Exercise aim:
Go through the data below and gather each line containing "Veterinário".
═══ Working data ═══
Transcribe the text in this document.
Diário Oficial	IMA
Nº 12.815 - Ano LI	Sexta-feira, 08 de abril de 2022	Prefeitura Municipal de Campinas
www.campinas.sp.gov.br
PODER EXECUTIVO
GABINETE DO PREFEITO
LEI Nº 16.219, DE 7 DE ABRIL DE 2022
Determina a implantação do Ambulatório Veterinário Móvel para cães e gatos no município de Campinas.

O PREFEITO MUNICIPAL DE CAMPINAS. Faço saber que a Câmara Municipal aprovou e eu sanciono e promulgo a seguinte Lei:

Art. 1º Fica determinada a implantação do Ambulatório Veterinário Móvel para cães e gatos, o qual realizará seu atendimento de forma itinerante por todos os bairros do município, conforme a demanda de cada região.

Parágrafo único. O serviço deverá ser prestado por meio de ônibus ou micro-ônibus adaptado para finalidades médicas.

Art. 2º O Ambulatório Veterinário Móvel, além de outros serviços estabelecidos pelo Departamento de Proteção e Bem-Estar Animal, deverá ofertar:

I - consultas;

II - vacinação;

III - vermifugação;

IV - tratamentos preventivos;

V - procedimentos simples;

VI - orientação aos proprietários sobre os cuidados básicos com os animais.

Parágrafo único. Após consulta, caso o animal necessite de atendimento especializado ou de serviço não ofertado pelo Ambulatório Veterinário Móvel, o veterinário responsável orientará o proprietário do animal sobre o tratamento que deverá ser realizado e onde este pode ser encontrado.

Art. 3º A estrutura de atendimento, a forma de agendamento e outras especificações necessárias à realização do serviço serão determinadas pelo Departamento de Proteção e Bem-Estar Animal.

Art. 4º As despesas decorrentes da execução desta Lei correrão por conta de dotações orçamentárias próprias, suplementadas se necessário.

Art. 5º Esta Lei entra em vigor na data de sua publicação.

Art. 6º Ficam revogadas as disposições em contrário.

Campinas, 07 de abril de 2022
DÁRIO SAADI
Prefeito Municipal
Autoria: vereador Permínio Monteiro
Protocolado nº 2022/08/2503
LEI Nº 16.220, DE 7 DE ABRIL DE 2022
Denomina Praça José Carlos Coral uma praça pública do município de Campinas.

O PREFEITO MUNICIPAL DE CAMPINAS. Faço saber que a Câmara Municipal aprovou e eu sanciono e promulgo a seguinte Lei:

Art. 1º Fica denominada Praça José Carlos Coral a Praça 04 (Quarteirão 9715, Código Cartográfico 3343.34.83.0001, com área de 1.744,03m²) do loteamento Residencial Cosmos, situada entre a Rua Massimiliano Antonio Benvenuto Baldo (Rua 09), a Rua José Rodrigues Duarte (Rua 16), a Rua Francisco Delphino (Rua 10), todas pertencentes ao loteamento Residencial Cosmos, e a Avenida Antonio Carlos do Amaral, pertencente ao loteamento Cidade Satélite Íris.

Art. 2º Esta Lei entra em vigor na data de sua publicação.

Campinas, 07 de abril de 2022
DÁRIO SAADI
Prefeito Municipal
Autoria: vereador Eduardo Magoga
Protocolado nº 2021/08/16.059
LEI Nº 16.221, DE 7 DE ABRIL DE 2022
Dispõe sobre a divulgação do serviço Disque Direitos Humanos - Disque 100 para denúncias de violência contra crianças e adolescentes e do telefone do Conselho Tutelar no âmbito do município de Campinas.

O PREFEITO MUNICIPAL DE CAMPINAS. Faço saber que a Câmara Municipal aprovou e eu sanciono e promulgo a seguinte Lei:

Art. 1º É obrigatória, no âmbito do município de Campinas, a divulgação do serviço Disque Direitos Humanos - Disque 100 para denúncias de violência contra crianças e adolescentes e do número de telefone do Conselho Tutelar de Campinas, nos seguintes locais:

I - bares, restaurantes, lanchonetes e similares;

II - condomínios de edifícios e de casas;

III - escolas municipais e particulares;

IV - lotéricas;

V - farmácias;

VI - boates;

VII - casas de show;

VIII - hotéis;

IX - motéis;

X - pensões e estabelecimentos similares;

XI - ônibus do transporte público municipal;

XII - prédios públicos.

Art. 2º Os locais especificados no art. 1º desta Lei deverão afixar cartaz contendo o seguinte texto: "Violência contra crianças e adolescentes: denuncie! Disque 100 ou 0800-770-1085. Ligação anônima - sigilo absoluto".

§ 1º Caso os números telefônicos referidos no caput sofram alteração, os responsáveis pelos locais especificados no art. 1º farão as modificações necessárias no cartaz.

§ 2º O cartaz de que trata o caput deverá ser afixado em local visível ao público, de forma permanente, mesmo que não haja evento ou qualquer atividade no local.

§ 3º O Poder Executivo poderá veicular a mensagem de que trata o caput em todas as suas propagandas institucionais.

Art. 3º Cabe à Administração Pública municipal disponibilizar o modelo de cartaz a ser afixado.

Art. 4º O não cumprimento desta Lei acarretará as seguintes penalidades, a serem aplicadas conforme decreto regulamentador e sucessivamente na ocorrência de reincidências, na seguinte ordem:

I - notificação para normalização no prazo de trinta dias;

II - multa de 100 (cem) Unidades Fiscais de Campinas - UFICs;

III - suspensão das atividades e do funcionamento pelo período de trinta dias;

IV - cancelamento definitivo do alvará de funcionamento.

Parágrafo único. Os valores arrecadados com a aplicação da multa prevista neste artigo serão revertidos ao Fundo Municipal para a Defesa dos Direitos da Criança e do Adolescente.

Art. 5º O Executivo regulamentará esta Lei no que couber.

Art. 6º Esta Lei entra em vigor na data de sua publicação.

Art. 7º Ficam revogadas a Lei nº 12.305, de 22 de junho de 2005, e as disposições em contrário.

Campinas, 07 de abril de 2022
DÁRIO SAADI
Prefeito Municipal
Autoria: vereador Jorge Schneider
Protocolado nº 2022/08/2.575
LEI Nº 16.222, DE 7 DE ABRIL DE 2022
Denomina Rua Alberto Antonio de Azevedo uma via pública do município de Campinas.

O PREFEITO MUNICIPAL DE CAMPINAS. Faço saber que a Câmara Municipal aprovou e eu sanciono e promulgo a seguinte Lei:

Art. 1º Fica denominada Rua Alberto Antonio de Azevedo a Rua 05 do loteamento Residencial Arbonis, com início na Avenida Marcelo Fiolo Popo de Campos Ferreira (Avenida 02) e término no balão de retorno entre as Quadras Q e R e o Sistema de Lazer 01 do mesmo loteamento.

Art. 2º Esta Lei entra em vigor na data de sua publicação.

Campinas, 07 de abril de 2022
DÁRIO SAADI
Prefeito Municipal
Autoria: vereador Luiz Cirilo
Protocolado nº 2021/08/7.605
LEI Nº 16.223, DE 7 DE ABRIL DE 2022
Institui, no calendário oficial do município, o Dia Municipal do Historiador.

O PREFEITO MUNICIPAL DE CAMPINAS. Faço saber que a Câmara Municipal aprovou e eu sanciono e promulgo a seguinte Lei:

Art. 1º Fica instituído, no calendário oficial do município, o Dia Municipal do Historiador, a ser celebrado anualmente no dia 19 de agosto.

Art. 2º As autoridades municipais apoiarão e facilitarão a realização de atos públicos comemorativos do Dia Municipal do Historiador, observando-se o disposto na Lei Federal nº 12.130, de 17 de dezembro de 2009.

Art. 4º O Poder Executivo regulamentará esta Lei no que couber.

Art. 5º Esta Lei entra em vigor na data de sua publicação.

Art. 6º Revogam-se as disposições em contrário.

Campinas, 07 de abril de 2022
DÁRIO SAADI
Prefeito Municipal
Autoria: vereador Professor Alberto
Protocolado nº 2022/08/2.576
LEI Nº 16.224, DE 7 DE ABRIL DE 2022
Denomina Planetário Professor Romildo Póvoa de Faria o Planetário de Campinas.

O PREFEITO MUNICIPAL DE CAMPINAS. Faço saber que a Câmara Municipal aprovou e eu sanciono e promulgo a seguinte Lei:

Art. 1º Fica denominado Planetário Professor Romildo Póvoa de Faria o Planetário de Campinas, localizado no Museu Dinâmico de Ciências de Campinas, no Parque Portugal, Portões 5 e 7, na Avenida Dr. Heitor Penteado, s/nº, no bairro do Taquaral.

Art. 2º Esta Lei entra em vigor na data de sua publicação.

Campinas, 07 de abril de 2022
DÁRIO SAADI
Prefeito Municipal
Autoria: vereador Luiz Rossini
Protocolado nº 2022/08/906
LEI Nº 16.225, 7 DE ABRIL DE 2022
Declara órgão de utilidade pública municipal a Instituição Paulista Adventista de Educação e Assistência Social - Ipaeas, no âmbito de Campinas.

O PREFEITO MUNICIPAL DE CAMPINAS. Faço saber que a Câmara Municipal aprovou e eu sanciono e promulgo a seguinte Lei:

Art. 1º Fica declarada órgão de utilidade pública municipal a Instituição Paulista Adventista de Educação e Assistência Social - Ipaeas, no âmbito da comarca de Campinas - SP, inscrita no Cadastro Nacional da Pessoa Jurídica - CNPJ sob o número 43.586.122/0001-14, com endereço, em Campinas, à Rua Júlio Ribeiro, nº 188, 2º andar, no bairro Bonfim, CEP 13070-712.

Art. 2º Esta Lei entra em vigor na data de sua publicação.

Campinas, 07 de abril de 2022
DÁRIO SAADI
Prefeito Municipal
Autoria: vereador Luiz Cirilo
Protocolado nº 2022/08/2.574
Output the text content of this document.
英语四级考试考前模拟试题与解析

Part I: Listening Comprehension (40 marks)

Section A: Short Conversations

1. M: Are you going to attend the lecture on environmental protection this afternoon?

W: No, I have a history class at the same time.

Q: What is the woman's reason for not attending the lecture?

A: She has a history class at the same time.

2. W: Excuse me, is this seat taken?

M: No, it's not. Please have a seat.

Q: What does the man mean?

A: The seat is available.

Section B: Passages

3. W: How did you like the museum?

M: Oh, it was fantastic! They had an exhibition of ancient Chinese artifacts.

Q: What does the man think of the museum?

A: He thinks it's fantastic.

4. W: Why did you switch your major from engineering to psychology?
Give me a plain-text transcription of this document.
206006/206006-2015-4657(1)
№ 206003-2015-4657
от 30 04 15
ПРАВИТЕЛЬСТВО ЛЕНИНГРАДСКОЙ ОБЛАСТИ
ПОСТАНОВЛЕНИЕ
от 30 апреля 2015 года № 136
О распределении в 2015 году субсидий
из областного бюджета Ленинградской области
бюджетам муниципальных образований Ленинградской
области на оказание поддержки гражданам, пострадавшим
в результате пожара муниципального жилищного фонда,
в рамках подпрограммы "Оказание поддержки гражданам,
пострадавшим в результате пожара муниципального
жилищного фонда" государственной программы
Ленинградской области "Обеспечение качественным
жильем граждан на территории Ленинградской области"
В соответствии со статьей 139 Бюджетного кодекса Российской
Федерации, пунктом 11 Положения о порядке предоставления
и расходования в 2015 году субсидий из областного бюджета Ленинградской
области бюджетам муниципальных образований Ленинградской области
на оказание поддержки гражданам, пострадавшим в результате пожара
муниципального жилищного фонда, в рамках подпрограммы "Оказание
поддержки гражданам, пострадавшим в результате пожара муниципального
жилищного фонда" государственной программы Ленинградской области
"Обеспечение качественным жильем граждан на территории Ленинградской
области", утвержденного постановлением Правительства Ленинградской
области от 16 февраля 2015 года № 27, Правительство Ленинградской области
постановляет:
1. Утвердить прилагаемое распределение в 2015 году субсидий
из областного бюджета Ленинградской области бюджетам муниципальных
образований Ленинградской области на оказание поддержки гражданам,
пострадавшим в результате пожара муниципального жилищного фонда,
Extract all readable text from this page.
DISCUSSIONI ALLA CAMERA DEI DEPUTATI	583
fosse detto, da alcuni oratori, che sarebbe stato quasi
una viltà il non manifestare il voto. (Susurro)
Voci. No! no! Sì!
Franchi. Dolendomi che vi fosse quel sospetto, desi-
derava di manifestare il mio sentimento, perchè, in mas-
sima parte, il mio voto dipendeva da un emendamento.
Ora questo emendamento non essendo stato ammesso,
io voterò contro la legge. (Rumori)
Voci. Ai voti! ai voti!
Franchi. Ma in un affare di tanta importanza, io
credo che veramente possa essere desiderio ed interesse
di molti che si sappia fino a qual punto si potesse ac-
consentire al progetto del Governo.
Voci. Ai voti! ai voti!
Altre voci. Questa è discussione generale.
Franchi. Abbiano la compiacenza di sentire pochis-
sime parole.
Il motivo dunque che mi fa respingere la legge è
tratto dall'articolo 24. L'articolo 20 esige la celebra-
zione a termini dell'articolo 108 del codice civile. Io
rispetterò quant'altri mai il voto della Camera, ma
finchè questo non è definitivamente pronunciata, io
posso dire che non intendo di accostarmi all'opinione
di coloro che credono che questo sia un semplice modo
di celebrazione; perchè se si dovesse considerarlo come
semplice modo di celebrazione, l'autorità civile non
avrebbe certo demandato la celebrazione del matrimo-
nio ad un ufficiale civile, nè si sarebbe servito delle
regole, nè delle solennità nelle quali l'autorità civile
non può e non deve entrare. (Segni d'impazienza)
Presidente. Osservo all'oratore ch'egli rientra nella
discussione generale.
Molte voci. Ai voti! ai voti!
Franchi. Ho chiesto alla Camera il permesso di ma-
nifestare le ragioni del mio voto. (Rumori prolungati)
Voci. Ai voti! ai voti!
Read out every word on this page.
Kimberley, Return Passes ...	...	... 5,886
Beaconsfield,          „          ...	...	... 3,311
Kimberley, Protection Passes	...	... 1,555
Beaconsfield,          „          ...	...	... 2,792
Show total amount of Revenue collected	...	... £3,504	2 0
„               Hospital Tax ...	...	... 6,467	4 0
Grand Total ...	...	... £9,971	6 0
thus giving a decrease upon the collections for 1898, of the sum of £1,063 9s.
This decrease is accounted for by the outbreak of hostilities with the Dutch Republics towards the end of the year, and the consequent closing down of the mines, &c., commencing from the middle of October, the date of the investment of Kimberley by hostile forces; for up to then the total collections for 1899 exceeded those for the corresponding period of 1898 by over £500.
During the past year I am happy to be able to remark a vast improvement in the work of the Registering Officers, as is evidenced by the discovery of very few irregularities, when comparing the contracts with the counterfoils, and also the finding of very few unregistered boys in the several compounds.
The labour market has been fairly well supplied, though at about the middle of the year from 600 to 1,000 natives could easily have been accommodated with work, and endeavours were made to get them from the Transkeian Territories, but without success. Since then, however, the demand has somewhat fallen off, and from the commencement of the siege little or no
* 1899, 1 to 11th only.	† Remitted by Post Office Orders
═══
Task answer:
Determina a implantação do Ambulatório Veterinário Móvel para cães e gatos no município de Campinas.
Art. 1º Fica determinada a implantação do Ambulatório Veterinário Móvel para cães e gatos, o qual realizará seu atendimento de forma itinerante por todos os bairros do município, conforme a demanda de cada região.
Art. 2º O Ambulatório Veterinário Móvel, além de outros serviços estabelecidos pelo Departamento de Proteção e Bem-Estar Animal, deverá ofertar:
Parágrafo único. Após consulta, caso o animal necessite de atendimento especializado ou de serviço não ofertado pelo Ambulatório Veterinário Móvel, o veterinário responsável orientará o proprietário do animal sobre o tratamento que deverá ser realizado e onde este pode ser encontrado.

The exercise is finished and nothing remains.